• What to work on:
Reproduce every line of the records below verbatim, omitting the pictures.

• Items:

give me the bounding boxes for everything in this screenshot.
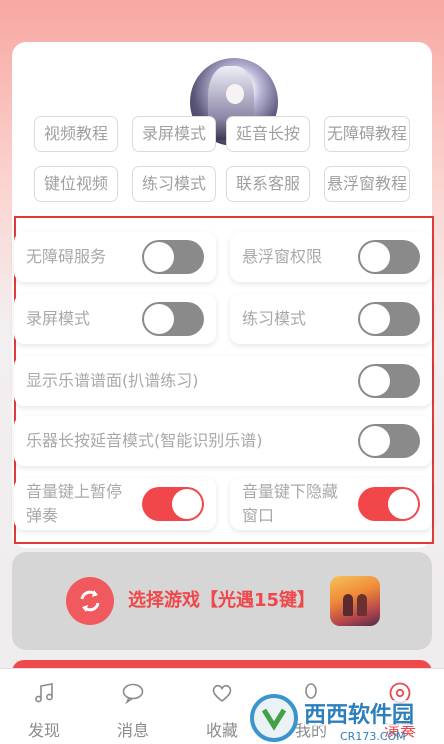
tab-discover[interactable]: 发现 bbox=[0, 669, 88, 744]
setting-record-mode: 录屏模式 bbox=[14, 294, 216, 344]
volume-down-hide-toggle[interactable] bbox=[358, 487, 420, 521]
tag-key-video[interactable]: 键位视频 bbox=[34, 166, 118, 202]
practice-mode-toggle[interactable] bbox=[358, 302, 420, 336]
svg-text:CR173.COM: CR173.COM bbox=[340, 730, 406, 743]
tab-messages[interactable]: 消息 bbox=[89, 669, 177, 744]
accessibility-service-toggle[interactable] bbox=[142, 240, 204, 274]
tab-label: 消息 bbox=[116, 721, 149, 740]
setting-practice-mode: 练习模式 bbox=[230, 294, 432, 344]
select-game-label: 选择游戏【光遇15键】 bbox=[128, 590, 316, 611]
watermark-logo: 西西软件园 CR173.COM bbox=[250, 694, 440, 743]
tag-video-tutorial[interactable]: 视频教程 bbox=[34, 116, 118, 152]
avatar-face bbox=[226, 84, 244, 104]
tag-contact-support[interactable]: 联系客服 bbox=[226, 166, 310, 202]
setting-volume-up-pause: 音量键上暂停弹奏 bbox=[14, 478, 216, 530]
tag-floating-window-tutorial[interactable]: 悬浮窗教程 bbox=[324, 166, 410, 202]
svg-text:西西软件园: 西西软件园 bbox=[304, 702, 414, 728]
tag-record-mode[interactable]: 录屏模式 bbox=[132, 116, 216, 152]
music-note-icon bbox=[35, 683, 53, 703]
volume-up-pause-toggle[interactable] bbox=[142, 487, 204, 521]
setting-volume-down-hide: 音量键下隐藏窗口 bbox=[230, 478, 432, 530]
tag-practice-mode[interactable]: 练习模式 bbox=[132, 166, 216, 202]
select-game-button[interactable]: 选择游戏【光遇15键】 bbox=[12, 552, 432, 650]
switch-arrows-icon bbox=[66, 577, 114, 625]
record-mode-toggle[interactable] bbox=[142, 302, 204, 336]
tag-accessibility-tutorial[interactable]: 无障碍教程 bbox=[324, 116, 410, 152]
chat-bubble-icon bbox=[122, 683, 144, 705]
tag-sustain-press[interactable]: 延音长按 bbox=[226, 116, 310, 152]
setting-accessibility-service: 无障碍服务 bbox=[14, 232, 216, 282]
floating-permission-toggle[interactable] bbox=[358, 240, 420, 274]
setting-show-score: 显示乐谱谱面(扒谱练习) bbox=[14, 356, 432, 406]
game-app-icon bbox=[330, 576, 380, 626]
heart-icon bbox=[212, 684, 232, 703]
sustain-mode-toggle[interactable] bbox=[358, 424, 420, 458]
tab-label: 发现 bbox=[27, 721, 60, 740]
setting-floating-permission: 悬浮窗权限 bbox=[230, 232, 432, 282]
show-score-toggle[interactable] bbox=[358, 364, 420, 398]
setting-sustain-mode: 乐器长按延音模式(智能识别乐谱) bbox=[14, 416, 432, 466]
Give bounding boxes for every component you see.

• Solved problem:
give me the bounding boxes for everything in this screenshot.
tab-discover[interactable]: 发现 bbox=[0, 669, 88, 744]
setting-record-mode: 录屏模式 bbox=[14, 294, 216, 344]
volume-down-hide-toggle[interactable] bbox=[358, 487, 420, 521]
tag-key-video[interactable]: 键位视频 bbox=[34, 166, 118, 202]
practice-mode-toggle[interactable] bbox=[358, 302, 420, 336]
svg-text:CR173.COM: CR173.COM bbox=[340, 730, 406, 743]
tab-messages[interactable]: 消息 bbox=[89, 669, 177, 744]
accessibility-service-toggle[interactable] bbox=[142, 240, 204, 274]
tab-label: 消息 bbox=[116, 721, 149, 740]
setting-practice-mode: 练习模式 bbox=[230, 294, 432, 344]
select-game-label: 选择游戏【光遇15键】 bbox=[128, 590, 316, 611]
watermark-logo: 西西软件园 CR173.COM bbox=[250, 694, 440, 743]
tag-video-tutorial[interactable]: 视频教程 bbox=[34, 116, 118, 152]
avatar-face bbox=[226, 84, 244, 104]
tag-contact-support[interactable]: 联系客服 bbox=[226, 166, 310, 202]
setting-volume-up-pause: 音量键上暂停弹奏 bbox=[14, 478, 216, 530]
tag-floating-window-tutorial[interactable]: 悬浮窗教程 bbox=[324, 166, 410, 202]
svg-text:西西软件园: 西西软件园 bbox=[304, 702, 414, 728]
tag-record-mode[interactable]: 录屏模式 bbox=[132, 116, 216, 152]
music-note-icon bbox=[35, 683, 53, 703]
volume-up-pause-toggle[interactable] bbox=[142, 487, 204, 521]
setting-volume-down-hide: 音量键下隐藏窗口 bbox=[230, 478, 432, 530]
tag-practice-mode[interactable]: 练习模式 bbox=[132, 166, 216, 202]
select-game-button[interactable]: 选择游戏【光遇15键】 bbox=[12, 552, 432, 650]
switch-arrows-icon bbox=[66, 577, 114, 625]
record-mode-toggle[interactable] bbox=[142, 302, 204, 336]
tag-accessibility-tutorial[interactable]: 无障碍教程 bbox=[324, 116, 410, 152]
chat-bubble-icon bbox=[122, 683, 144, 705]
tag-sustain-press[interactable]: 延音长按 bbox=[226, 116, 310, 152]
setting-accessibility-service: 无障碍服务 bbox=[14, 232, 216, 282]
floating-permission-toggle[interactable] bbox=[358, 240, 420, 274]
setting-show-score: 显示乐谱谱面(扒谱练习) bbox=[14, 356, 432, 406]
game-app-icon bbox=[330, 576, 380, 626]
heart-icon bbox=[212, 684, 232, 703]
sustain-mode-toggle[interactable] bbox=[358, 424, 420, 458]
tab-label: 发现 bbox=[27, 721, 60, 740]
setting-floating-permission: 悬浮窗权限 bbox=[230, 232, 432, 282]
show-score-toggle[interactable] bbox=[358, 364, 420, 398]
setting-sustain-mode: 乐器长按延音模式(智能识别乐谱) bbox=[14, 416, 432, 466]
Give bounding boxes for every component you see.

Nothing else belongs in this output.